In the entries, find all lines that hold the word "this" and copy them.

-=-=-

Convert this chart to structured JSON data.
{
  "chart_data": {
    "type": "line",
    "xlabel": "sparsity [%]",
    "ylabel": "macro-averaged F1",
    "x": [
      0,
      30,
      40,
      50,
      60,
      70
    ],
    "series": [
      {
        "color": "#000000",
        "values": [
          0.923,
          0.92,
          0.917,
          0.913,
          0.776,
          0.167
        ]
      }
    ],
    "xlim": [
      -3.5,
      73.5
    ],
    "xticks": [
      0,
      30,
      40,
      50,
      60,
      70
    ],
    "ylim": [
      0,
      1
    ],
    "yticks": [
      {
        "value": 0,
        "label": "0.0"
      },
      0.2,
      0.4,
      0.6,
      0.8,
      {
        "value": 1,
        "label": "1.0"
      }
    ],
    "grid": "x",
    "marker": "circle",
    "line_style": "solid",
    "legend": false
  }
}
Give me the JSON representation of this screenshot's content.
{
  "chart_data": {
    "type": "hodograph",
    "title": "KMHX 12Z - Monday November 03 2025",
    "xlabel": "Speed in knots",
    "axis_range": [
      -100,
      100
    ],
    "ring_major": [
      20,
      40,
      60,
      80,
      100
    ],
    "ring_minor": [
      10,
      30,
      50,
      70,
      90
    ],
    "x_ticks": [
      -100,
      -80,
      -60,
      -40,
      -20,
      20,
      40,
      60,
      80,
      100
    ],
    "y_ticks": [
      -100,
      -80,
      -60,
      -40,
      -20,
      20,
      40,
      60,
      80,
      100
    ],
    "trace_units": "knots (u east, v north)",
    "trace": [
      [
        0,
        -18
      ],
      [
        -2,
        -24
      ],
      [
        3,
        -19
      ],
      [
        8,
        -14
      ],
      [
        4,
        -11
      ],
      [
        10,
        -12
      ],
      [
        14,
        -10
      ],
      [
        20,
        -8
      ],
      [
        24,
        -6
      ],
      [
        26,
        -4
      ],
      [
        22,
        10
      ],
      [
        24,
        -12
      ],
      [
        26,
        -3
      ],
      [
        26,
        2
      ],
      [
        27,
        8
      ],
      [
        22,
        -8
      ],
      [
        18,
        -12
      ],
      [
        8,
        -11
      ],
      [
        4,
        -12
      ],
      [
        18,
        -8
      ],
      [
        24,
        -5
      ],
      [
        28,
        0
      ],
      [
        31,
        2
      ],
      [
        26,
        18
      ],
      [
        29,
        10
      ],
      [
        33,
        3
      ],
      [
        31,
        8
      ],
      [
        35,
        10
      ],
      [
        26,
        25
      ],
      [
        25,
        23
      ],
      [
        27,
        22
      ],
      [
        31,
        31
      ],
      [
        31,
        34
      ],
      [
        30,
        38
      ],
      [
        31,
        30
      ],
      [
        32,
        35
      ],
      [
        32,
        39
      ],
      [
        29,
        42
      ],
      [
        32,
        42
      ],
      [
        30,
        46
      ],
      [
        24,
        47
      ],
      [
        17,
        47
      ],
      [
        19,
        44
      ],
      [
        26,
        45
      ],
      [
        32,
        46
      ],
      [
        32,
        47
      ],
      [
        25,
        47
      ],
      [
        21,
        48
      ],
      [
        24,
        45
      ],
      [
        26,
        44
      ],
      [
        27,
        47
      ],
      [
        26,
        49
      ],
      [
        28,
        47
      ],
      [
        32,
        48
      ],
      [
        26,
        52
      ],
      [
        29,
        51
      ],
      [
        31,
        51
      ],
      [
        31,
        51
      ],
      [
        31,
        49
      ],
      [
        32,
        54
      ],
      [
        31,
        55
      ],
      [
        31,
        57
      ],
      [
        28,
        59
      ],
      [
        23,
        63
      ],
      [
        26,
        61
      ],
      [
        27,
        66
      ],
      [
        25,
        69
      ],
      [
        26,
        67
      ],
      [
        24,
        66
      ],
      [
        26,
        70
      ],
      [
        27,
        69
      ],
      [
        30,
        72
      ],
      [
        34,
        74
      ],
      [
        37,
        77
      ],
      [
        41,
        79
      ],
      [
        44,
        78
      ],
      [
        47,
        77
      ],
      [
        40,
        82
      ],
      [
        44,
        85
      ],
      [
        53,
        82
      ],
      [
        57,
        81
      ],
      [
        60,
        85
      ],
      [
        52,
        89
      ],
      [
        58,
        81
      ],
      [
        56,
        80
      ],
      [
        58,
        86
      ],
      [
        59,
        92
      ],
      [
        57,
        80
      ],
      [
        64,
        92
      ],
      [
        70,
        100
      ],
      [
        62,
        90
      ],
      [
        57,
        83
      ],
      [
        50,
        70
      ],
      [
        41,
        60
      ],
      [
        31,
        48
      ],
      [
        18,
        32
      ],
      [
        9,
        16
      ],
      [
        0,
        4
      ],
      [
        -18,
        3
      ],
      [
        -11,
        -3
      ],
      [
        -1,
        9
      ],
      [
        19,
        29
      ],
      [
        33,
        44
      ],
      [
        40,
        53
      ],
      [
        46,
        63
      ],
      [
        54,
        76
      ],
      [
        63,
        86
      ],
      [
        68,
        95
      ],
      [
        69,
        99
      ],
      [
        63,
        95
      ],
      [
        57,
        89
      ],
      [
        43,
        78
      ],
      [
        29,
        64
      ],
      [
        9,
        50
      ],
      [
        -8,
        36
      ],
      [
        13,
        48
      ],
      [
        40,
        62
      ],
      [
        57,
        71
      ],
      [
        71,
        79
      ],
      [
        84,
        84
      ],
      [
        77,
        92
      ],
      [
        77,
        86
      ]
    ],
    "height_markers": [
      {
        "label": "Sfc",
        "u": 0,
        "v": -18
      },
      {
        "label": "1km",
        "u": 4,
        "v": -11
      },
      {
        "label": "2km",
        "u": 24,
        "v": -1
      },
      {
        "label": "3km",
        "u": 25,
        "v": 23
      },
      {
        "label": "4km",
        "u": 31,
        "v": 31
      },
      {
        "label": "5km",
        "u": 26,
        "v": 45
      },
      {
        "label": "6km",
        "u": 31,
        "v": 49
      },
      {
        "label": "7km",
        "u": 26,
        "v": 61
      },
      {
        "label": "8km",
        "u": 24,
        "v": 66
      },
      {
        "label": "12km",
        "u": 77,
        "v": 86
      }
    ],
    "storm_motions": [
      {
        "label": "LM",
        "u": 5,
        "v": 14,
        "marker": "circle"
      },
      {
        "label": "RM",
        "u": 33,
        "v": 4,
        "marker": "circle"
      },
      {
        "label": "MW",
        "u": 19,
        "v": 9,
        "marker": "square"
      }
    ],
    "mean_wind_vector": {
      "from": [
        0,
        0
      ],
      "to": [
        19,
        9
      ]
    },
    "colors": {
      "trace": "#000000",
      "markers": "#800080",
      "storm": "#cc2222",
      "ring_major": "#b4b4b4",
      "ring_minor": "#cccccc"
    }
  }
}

-=-=-

**Output of the task**
Convert this chart to structured JSON data.
Give me the JSON representation of this screenshot's content.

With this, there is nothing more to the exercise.